# Selected text:
++++
Extensionless URLs for plain PHP site

Hi there

I know how to do set it up in the .htaccess file for a WordPress installation, but how would one go about creating extensionless URLs for a plain PHP site?

Some things you might need to know:

  • All pages (currently) reside in the root folder
  • So each page has a name like about-us.php or contact-us.php

Thanks in advance.

You could do it via the .htaccess file on a normal HP site too, but another option to consider is to rename each page like contact-us.php to index.php and place it in a folder called /contact-us/. That way, your URLs will look like mysite.com/contact-us/.

Hi Ralph.

Thanks for the speedy reply.

So you mean I can use the same mod-rewrite function as one would in WordPress:

<IfModule mod_rewrite.c>
RewriteEngine On
RewriteBase /
RewriteRule ^index\.php$ - [L]
RewriteCond %{REQUEST_FILENAME} !-f
RewriteCond %{REQUEST_FILENAME} !-d
RewriteRule . /index.php [L]
</IfModule>

And then just place each index.php file into it’s own folder, like /contact-us/ ?
++++
# Source material:
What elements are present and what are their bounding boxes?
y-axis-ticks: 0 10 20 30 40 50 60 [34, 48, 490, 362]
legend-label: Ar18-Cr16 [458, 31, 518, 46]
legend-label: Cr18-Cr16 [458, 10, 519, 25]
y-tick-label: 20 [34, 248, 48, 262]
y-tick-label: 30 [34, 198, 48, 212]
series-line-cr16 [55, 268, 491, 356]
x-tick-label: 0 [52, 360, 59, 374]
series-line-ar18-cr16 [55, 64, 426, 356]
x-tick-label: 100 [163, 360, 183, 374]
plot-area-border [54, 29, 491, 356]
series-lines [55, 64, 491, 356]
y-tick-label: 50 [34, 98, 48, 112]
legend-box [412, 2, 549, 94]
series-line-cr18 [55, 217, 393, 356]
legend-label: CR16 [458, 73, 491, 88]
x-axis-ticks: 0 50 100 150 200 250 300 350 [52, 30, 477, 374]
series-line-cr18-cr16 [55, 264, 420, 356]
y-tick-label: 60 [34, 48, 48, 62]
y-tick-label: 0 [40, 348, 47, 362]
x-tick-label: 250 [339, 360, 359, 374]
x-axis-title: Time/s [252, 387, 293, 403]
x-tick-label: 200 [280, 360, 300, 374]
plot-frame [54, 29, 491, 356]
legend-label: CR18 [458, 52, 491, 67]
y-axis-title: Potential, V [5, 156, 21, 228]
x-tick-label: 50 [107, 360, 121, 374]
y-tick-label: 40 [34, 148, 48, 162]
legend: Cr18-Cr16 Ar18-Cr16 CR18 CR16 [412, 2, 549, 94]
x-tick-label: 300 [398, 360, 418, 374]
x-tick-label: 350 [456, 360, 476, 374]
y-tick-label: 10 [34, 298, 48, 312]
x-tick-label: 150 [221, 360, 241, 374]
++++
# Task set:
(A) Answer these questions about the forum thread on extensionless URLs:
(i) Where do all the site's pages currently reside?
(ii) What name should the renamed file be given in the suggested alternative?
(iii) Who is thanked for the speedy reply?
(B) Go on with the forum thread on extensionless URLs from the point where it stops.
The entries were taken from a different source than the forum thread.

# Your responses:
(A)
(i) They all reside in the root folder.
(ii) The file should be renamed to index.php.
(iii) Ralph is thanked for the speedy reply.

(B)
Thanks
Jon

No those are two different things. Creating a folder /contact-us/ and creating an index.php in there will work without any .htaccess. Simply because index.php is (on most servers) the default file to load if no filename was supplied. Think about [noparse]http://www.yourdomain.com/[/noparse], also supplies [noparse]http://www.yourdomain.com/index.php[/noparse], same thing goes for folders. That’s the first and easiest option.

The second option is to use .htaccess for explicit rewrite of your URLs to your php files like so:


RewriteEngine On
RewriteRule ^contact-us$ contact-us.php [L]
RewriteRule ^about-us$ about-us.php [L]

This will display contact-us.php when you request /contact-us, and about-us.php when you request /about-us

The third option is to make that a little bit more generic like so


RewriteEngine On
RewriteCond %{REQUEST_FILENAME}\\.php -f
RewriteRule ^(.*)$ $1.php [L]

This will take the URL supplied and see if there is a file with that URL with .php glued after it. So, if you request /contact-us, it will look if there is a /contact-us.php, and if there is it will serve that file.

Then the forth option is the most powerful (IMHO) and basically the one WordPress uses


RewriteEngine On
RewriteCond %{REQUEST_FILENAME} !-f
RewriteCond %{REQUEST_FILENAME} !-d
RewriteRule .? index.php [L]

What this does it will send all requests for non-existing files and folders to your index.php so you can handle the request over there.

A real basic setup would be something like this


<?php
$url = explode('/', $_SERVER['REQUEST_URI']);

if ($url[1] == 'about-us')
{
   // show the about us page
}
else if ($url[1] == 'contact-us')
{
   // show the contact us page
}

obviously you won’t put all the code for the pages inline there, so you will probably want to [fphp]include[/fphp] them, or create controllers to go for a MVC approach; but that’s getting a bit out of the scope of this thread.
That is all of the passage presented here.